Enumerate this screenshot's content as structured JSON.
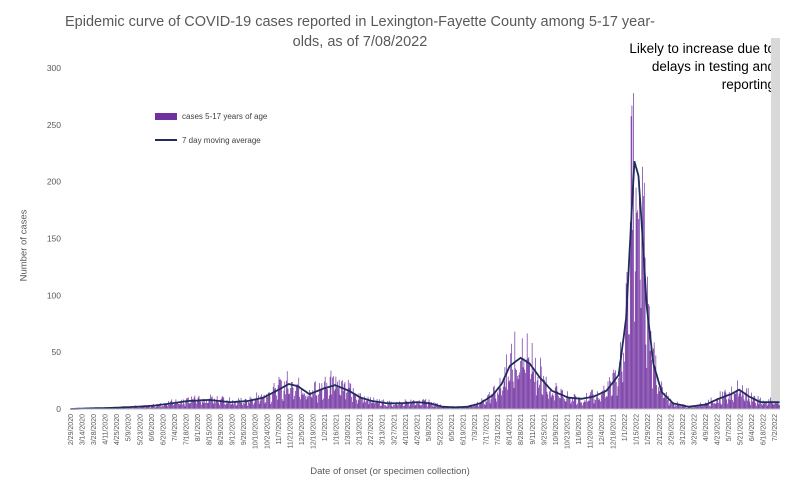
{
  "chart_data": {
    "type": "bar",
    "title": "Epidemic curve of COVID-19 cases reported in Lexington-Fayette County among 5-17 year-olds, as of 7/08/2022",
    "xlabel": "Date of onset (or specimen collection)",
    "ylabel": "Number of cases",
    "ylim": [
      0,
      300
    ],
    "yticks": [
      0,
      50,
      100,
      150,
      200,
      250,
      300
    ],
    "grid": false,
    "legend_position": "upper-left",
    "annotation": "Likely to increase due to delays in testing and reporting",
    "series": [
      {
        "name": "cases 5-17 years of age",
        "kind": "bar",
        "color": "#7030a0"
      },
      {
        "name": "7 day moving average",
        "kind": "line",
        "color": "#1f2d5c"
      }
    ],
    "x_start": "2020-02-29",
    "x_end": "2022-07-08",
    "tick_labels": [
      "2/29/2020",
      "3/14/2020",
      "3/28/2020",
      "4/11/2020",
      "4/25/2020",
      "5/9/2020",
      "5/23/2020",
      "6/6/2020",
      "6/20/2020",
      "7/4/2020",
      "7/18/2020",
      "8/1/2020",
      "8/15/2020",
      "8/29/2020",
      "9/12/2020",
      "9/26/2020",
      "10/10/2020",
      "10/24/2020",
      "11/7/2020",
      "11/21/2020",
      "12/5/2020",
      "12/19/2020",
      "1/2/2021",
      "1/16/2021",
      "1/30/2021",
      "2/13/2021",
      "2/27/2021",
      "3/13/2021",
      "3/27/2021",
      "4/10/2021",
      "4/24/2021",
      "5/8/2021",
      "5/22/2021",
      "6/5/2021",
      "6/19/2021",
      "7/3/2021",
      "7/17/2021",
      "7/31/2021",
      "8/14/2021",
      "8/28/2021",
      "9/11/2021",
      "9/25/2021",
      "10/9/2021",
      "10/23/2021",
      "11/6/2021",
      "11/20/2021",
      "12/4/2021",
      "12/18/2021",
      "1/1/2022",
      "1/15/2022",
      "1/29/2022",
      "2/12/2022",
      "2/26/2022",
      "3/12/2022",
      "3/26/2022",
      "4/9/2022",
      "4/23/2022",
      "5/7/2022",
      "5/21/2022",
      "6/4/2022",
      "6/18/2022",
      "7/2/2022"
    ],
    "moving_average_breakpoints": [
      [
        "2020-02-29",
        0
      ],
      [
        "2020-03-20",
        0.5
      ],
      [
        "2020-04-20",
        1
      ],
      [
        "2020-05-20",
        2
      ],
      [
        "2020-06-10",
        3
      ],
      [
        "2020-07-01",
        5
      ],
      [
        "2020-07-20",
        7
      ],
      [
        "2020-08-15",
        8
      ],
      [
        "2020-09-10",
        6
      ],
      [
        "2020-10-01",
        7
      ],
      [
        "2020-10-20",
        10
      ],
      [
        "2020-11-05",
        16
      ],
      [
        "2020-11-20",
        22
      ],
      [
        "2020-12-01",
        20
      ],
      [
        "2020-12-15",
        13
      ],
      [
        "2021-01-01",
        18
      ],
      [
        "2021-01-15",
        21
      ],
      [
        "2021-02-01",
        16
      ],
      [
        "2021-02-15",
        10
      ],
      [
        "2021-03-01",
        7
      ],
      [
        "2021-03-20",
        5
      ],
      [
        "2021-04-05",
        5
      ],
      [
        "2021-04-25",
        6
      ],
      [
        "2021-05-10",
        5
      ],
      [
        "2021-05-25",
        2
      ],
      [
        "2021-06-10",
        1.5
      ],
      [
        "2021-06-25",
        2
      ],
      [
        "2021-07-10",
        5
      ],
      [
        "2021-07-25",
        12
      ],
      [
        "2021-08-05",
        22
      ],
      [
        "2021-08-15",
        38
      ],
      [
        "2021-08-28",
        45
      ],
      [
        "2021-09-08",
        40
      ],
      [
        "2021-09-20",
        28
      ],
      [
        "2021-10-05",
        16
      ],
      [
        "2021-10-25",
        10
      ],
      [
        "2021-11-10",
        9
      ],
      [
        "2021-11-25",
        11
      ],
      [
        "2021-12-10",
        16
      ],
      [
        "2021-12-25",
        30
      ],
      [
        "2022-01-03",
        80
      ],
      [
        "2022-01-08",
        150
      ],
      [
        "2022-01-13",
        218
      ],
      [
        "2022-01-18",
        205
      ],
      [
        "2022-01-23",
        150
      ],
      [
        "2022-01-28",
        90
      ],
      [
        "2022-02-05",
        40
      ],
      [
        "2022-02-15",
        15
      ],
      [
        "2022-03-01",
        5
      ],
      [
        "2022-03-20",
        2
      ],
      [
        "2022-04-10",
        4
      ],
      [
        "2022-04-25",
        9
      ],
      [
        "2022-05-10",
        13
      ],
      [
        "2022-05-20",
        17
      ],
      [
        "2022-06-01",
        11
      ],
      [
        "2022-06-15",
        6
      ],
      [
        "2022-07-08",
        6
      ]
    ],
    "peak_daily_cases": {
      "date": "2022-01-10",
      "value": 267
    }
  }
}
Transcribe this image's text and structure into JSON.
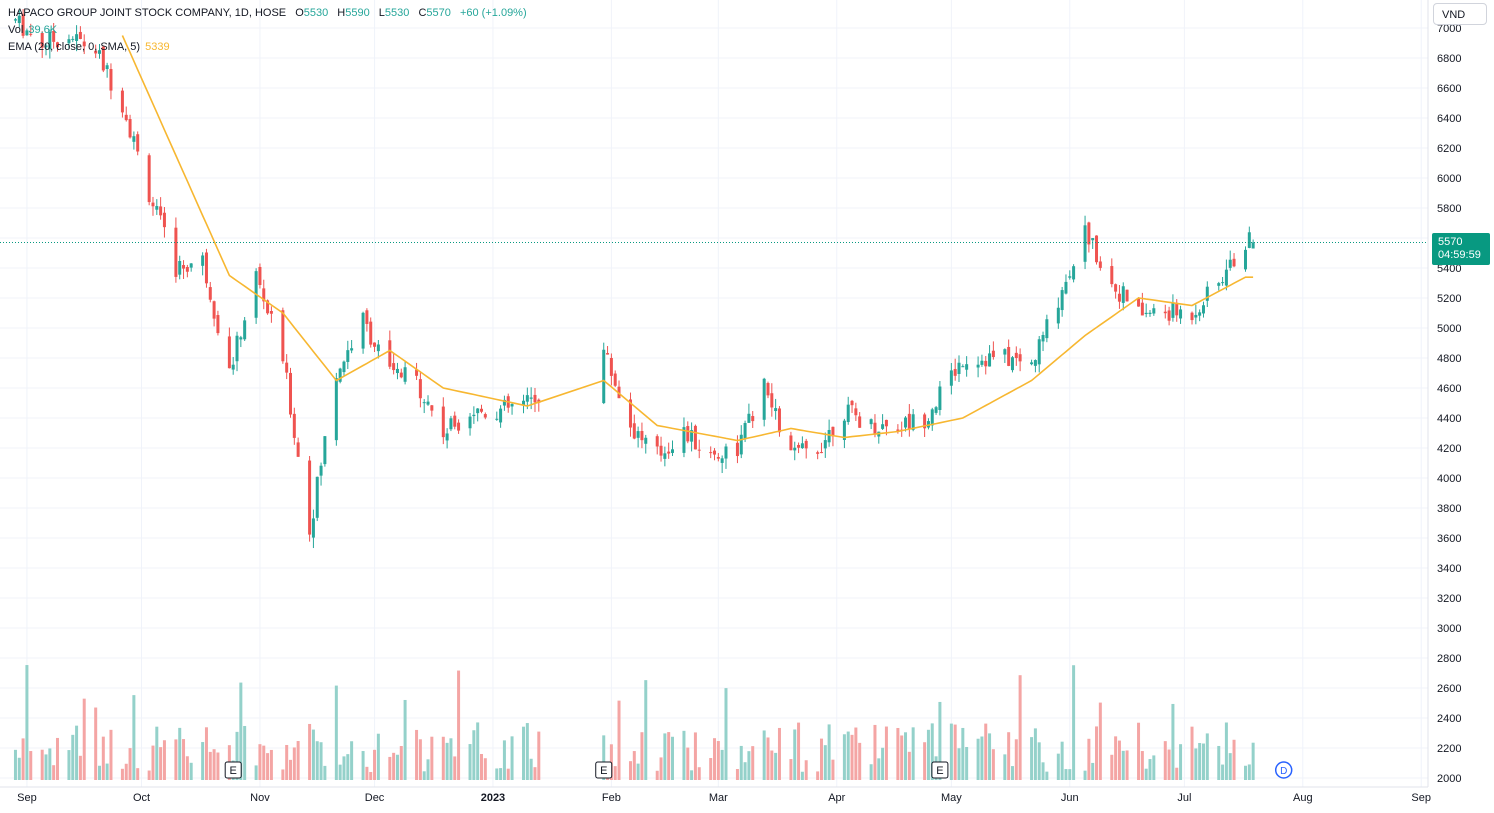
{
  "legend": {
    "symbol_title": "HAPACO GROUP JOINT STOCK COMPANY, 1D, HOSE",
    "o_label": "O",
    "o_value": "5530",
    "h_label": "H",
    "h_value": "5590",
    "l_label": "L",
    "l_value": "5530",
    "c_label": "C",
    "c_value": "5570",
    "change": "+60 (+1.09%)",
    "vol_label": "Vol",
    "vol_value": "39.6K",
    "ema_label": "EMA (20, close, 0, SMA, 5)",
    "ema_value": "5339"
  },
  "currency_button": "VND",
  "last_price": {
    "price": "5570",
    "countdown": "04:59:59"
  },
  "event_markers": [
    "E",
    "E",
    "E"
  ],
  "dividend_marker": "D",
  "colors": {
    "up": "#26a69a",
    "down": "#ef5350",
    "ema": "#f7b731",
    "vol_up": "#94d1ca",
    "vol_down": "#f4a5a4",
    "tag": "#089981"
  },
  "chart_data": {
    "type": "candlestick",
    "y_axis_ticks": [
      2000,
      2200,
      2400,
      2600,
      2800,
      3000,
      3200,
      3400,
      3600,
      3800,
      4000,
      4200,
      4400,
      4600,
      4800,
      5000,
      5200,
      5400,
      5600,
      5800,
      6000,
      6200,
      6400,
      6600,
      6800,
      7000
    ],
    "x_axis_labels": [
      "Sep",
      "Oct",
      "Nov",
      "Dec",
      "2023",
      "Feb",
      "Mar",
      "Apr",
      "May",
      "Jun",
      "Jul",
      "Aug",
      "Sep"
    ],
    "ylim": [
      1960,
      7110
    ],
    "grid": true,
    "price_series_approx": [
      [
        "2022-08-29",
        7050
      ],
      [
        "2022-09-05",
        6900
      ],
      [
        "2022-09-12",
        6950
      ],
      [
        "2022-09-19",
        6850
      ],
      [
        "2022-09-26",
        6500
      ],
      [
        "2022-10-03",
        5900
      ],
      [
        "2022-10-10",
        5400
      ],
      [
        "2022-10-17",
        5450
      ],
      [
        "2022-10-24",
        4700
      ],
      [
        "2022-10-31",
        5350
      ],
      [
        "2022-11-07",
        4800
      ],
      [
        "2022-11-14",
        3650
      ],
      [
        "2022-11-21",
        4700
      ],
      [
        "2022-11-28",
        5050
      ],
      [
        "2022-12-05",
        4700
      ],
      [
        "2022-12-12",
        4650
      ],
      [
        "2022-12-19",
        4300
      ],
      [
        "2022-12-26",
        4450
      ],
      [
        "2023-01-03",
        4450
      ],
      [
        "2023-01-10",
        4500
      ],
      [
        "2023-01-30",
        4850
      ],
      [
        "2023-02-06",
        4350
      ],
      [
        "2023-02-13",
        4150
      ],
      [
        "2023-02-20",
        4300
      ],
      [
        "2023-02-27",
        4150
      ],
      [
        "2023-03-06",
        4200
      ],
      [
        "2023-03-13",
        4600
      ],
      [
        "2023-03-20",
        4150
      ],
      [
        "2023-03-27",
        4200
      ],
      [
        "2023-04-03",
        4450
      ],
      [
        "2023-04-10",
        4350
      ],
      [
        "2023-04-17",
        4350
      ],
      [
        "2023-04-24",
        4400
      ],
      [
        "2023-05-04",
        4800
      ],
      [
        "2023-05-15",
        4800
      ],
      [
        "2023-05-22",
        4750
      ],
      [
        "2023-05-29",
        5200
      ],
      [
        "2023-06-05",
        5650
      ],
      [
        "2023-06-12",
        5300
      ],
      [
        "2023-06-19",
        5100
      ],
      [
        "2023-06-26",
        5100
      ],
      [
        "2023-07-03",
        5100
      ],
      [
        "2023-07-10",
        5300
      ],
      [
        "2023-07-17",
        5570
      ]
    ],
    "ema_series_approx": [
      [
        "2022-09-26",
        6950
      ],
      [
        "2022-10-10",
        6150
      ],
      [
        "2022-10-24",
        5350
      ],
      [
        "2022-11-07",
        5100
      ],
      [
        "2022-11-21",
        4650
      ],
      [
        "2022-12-05",
        4850
      ],
      [
        "2022-12-19",
        4600
      ],
      [
        "2023-01-10",
        4480
      ],
      [
        "2023-01-30",
        4650
      ],
      [
        "2023-02-13",
        4350
      ],
      [
        "2023-03-06",
        4250
      ],
      [
        "2023-03-20",
        4330
      ],
      [
        "2023-04-03",
        4270
      ],
      [
        "2023-04-17",
        4310
      ],
      [
        "2023-05-04",
        4400
      ],
      [
        "2023-05-22",
        4650
      ],
      [
        "2023-06-05",
        4950
      ],
      [
        "2023-06-19",
        5200
      ],
      [
        "2023-07-03",
        5150
      ],
      [
        "2023-07-17",
        5339
      ]
    ]
  }
}
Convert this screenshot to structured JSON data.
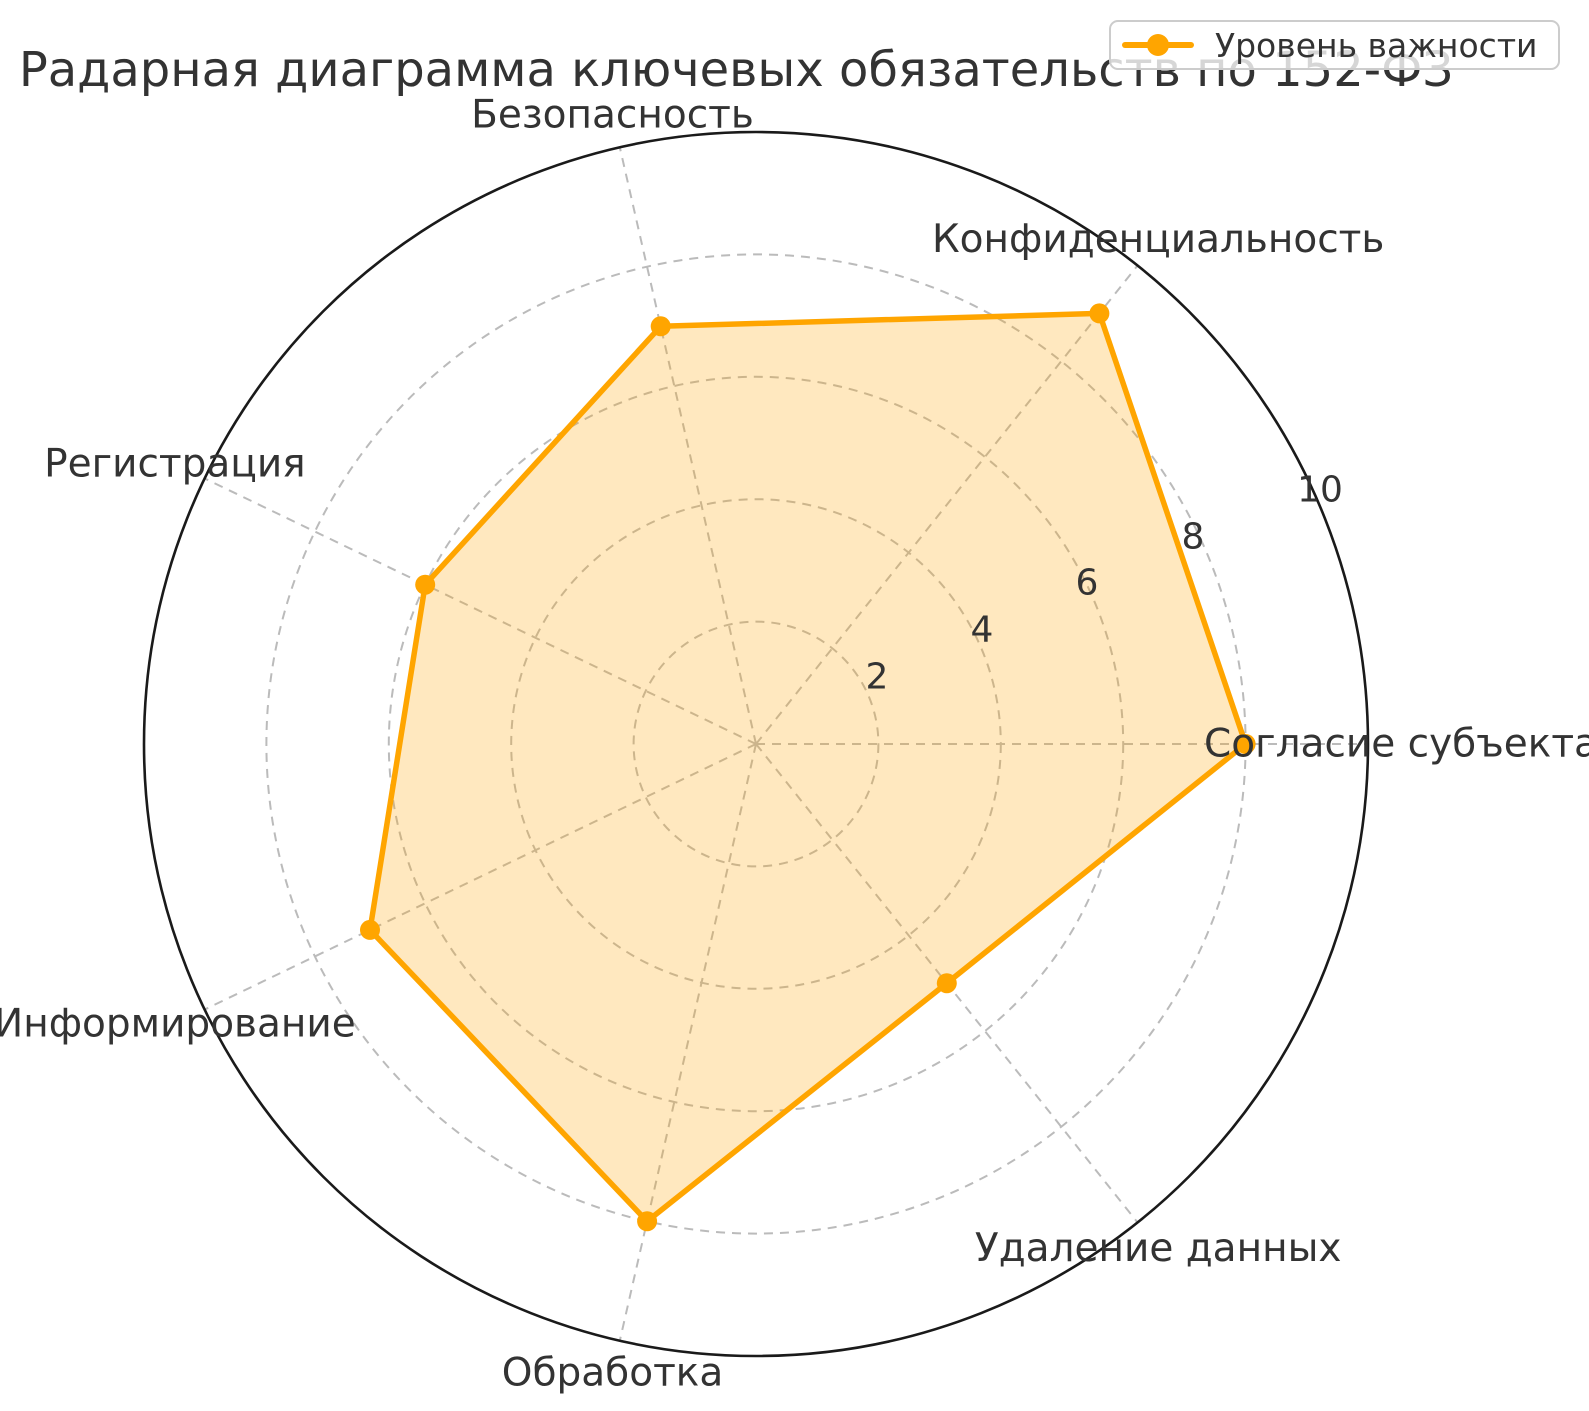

┄┄┄┄┄┄

■ **SET EXERCISE**
All lines in the data that contain the word "structured" should be copied.

■ **ANSWER FOR THE TASK**
Enumerate this screenshot's content as structured JSON.
Convert this screenshot to structured JSON data.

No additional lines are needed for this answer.